(PROBLEM DESCRIPTION)
Copy out all the lines where "name" shows up.

(Extracts from a graphics dataset)
------------------------------------------------
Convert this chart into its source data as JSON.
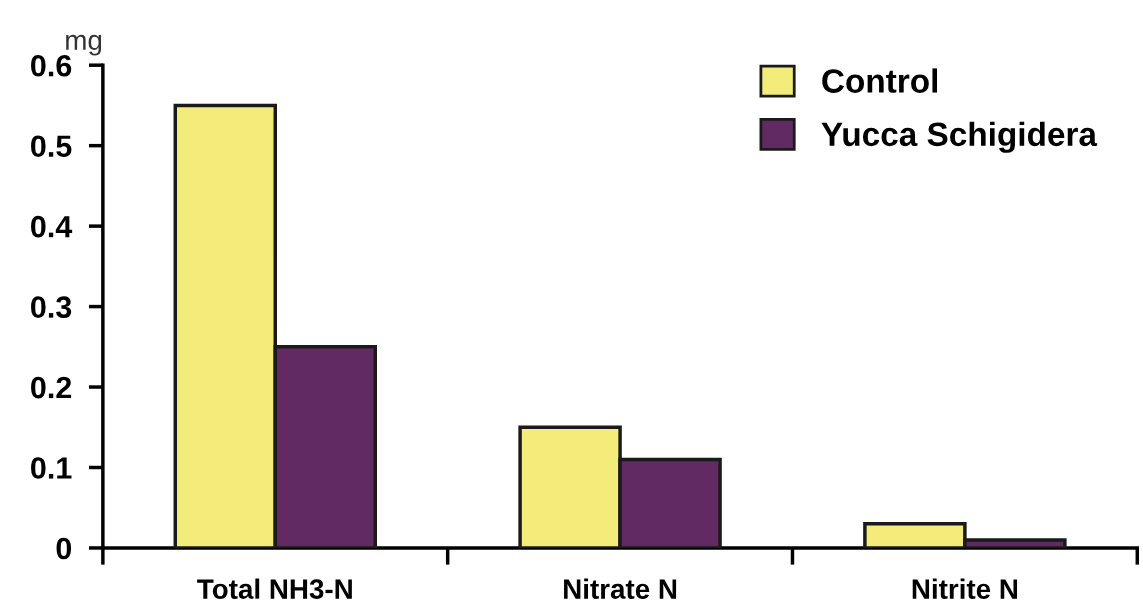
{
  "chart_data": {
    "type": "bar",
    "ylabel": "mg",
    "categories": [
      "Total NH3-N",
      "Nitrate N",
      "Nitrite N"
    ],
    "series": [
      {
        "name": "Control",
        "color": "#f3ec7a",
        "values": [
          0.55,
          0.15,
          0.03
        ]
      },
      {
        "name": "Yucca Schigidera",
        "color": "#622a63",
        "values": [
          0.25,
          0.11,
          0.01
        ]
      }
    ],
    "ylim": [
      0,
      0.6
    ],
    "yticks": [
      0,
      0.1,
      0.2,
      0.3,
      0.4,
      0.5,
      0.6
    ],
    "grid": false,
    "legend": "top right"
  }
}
------------------------------------------------
(ANSWER FOR THE TASK)
        "name": "Control",
        "name": "Yucca Schigidera",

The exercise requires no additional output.